#### [SHORT EXERCISE]
Quote the whole listing verbatim.

#### [DATA PROVIDED]
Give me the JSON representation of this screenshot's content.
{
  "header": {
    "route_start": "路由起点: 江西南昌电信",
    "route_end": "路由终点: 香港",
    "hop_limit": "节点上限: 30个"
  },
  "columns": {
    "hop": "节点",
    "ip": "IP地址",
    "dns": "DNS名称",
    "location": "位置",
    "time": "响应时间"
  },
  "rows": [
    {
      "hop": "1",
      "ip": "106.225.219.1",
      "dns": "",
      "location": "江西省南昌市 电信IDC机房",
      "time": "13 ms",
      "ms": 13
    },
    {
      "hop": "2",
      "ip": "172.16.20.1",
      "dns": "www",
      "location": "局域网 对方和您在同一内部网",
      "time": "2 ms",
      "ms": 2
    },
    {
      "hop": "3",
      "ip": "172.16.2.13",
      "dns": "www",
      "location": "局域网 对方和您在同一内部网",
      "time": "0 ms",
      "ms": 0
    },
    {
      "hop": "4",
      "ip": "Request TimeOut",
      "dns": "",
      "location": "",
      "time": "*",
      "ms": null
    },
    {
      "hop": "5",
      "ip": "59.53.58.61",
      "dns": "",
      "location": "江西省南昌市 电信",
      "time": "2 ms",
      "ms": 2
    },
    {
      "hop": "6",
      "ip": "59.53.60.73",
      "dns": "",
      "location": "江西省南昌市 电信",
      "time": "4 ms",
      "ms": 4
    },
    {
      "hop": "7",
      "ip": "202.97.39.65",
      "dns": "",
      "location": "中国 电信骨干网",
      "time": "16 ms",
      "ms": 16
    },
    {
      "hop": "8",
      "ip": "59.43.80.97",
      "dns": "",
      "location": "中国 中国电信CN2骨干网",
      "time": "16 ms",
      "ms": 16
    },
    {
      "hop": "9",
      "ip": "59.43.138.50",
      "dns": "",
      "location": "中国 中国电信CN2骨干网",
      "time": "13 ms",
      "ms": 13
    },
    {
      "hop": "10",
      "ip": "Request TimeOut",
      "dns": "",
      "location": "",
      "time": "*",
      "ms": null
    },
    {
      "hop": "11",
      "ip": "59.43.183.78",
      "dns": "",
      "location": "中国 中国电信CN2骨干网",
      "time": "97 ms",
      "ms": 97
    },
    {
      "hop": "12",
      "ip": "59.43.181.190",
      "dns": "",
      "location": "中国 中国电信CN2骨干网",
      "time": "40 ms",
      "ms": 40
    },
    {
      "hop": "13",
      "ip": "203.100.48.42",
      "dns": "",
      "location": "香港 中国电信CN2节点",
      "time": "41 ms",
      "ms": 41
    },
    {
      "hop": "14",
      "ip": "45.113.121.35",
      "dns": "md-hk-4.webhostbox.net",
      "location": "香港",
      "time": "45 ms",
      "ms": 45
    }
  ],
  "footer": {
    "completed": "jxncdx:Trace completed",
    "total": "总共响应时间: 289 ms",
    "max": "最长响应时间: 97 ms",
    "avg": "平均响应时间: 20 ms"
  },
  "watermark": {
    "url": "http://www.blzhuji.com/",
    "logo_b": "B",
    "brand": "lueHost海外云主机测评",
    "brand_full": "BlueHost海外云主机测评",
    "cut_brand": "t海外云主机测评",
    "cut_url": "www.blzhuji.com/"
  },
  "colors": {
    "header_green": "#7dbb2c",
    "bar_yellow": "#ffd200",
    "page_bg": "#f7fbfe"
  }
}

#### [EXERCISE RESPONSE]
Give me the JSON representation of this screenshot's content.
{
  "header": {
    "route_start": "路由起点: 江西南昌电信",
    "route_end": "路由终点: 香港",
    "hop_limit": "节点上限: 30个"
  },
  "columns": {
    "hop": "节点",
    "ip": "IP地址",
    "dns": "DNS名称",
    "location": "位置",
    "time": "响应时间"
  },
  "rows": [
    {
      "hop": "1",
      "ip": "106.225.219.1",
      "dns": "",
      "location": "江西省南昌市 电信IDC机房",
      "time": "13 ms",
      "ms": 13
    },
    {
      "hop": "2",
      "ip": "172.16.20.1",
      "dns": "www",
      "location": "局域网 对方和您在同一内部网",
      "time": "2 ms",
      "ms": 2
    },
    {
      "hop": "3",
      "ip": "172.16.2.13",
      "dns": "www",
      "location": "局域网 对方和您在同一内部网",
      "time": "0 ms",
      "ms": 0
    },
    {
      "hop": "4",
      "ip": "Request TimeOut",
      "dns": "",
      "location": "",
      "time": "*",
      "ms": null
    },
    {
      "hop": "5",
      "ip": "59.53.58.61",
      "dns": "",
      "location": "江西省南昌市 电信",
      "time": "2 ms",
      "ms": 2
    },
    {
      "hop": "6",
      "ip": "59.53.60.73",
      "dns": "",
      "location": "江西省南昌市 电信",
      "time": "4 ms",
      "ms": 4
    },
    {
      "hop": "7",
      "ip": "202.97.39.65",
      "dns": "",
      "location": "中国 电信骨干网",
      "time": "16 ms",
      "ms": 16
    },
    {
      "hop": "8",
      "ip": "59.43.80.97",
      "dns": "",
      "location": "中国 中国电信CN2骨干网",
      "time": "16 ms",
      "ms": 16
    },
    {
      "hop": "9",
      "ip": "59.43.138.50",
      "dns": "",
      "location": "中国 中国电信CN2骨干网",
      "time": "13 ms",
      "ms": 13
    },
    {
      "hop": "10",
      "ip": "Request TimeOut",
      "dns": "",
      "location": "",
      "time": "*",
      "ms": null
    },
    {
      "hop": "11",
      "ip": "59.43.183.78",
      "dns": "",
      "location": "中国 中国电信CN2骨干网",
      "time": "97 ms",
      "ms": 97
    },
    {
      "hop": "12",
      "ip": "59.43.181.190",
      "dns": "",
      "location": "中国 中国电信CN2骨干网",
      "time": "40 ms",
      "ms": 40
    },
    {
      "hop": "13",
      "ip": "203.100.48.42",
      "dns": "",
      "location": "香港 中国电信CN2节点",
      "time": "41 ms",
      "ms": 41
    },
    {
      "hop": "14",
      "ip": "45.113.121.35",
      "dns": "md-hk-4.webhostbox.net",
      "location": "香港",
      "time": "45 ms",
      "ms": 45
    }
  ],
  "footer": {
    "completed": "jxncdx:Trace completed",
    "total": "总共响应时间: 289 ms",
    "max": "最长响应时间: 97 ms",
    "avg": "平均响应时间: 20 ms"
  },
  "watermark": {
    "url": "http://www.blzhuji.com/",
    "logo_b": "B",
    "brand": "lueHost海外云主机测评",
    "brand_full": "BlueHost海外云主机测评",
    "cut_brand": "t海外云主机测评",
    "cut_url": "www.blzhuji.com/"
  },
  "colors": {
    "header_green": "#7dbb2c",
    "bar_yellow": "#ffd200",
    "page_bg": "#f7fbfe"
  }
}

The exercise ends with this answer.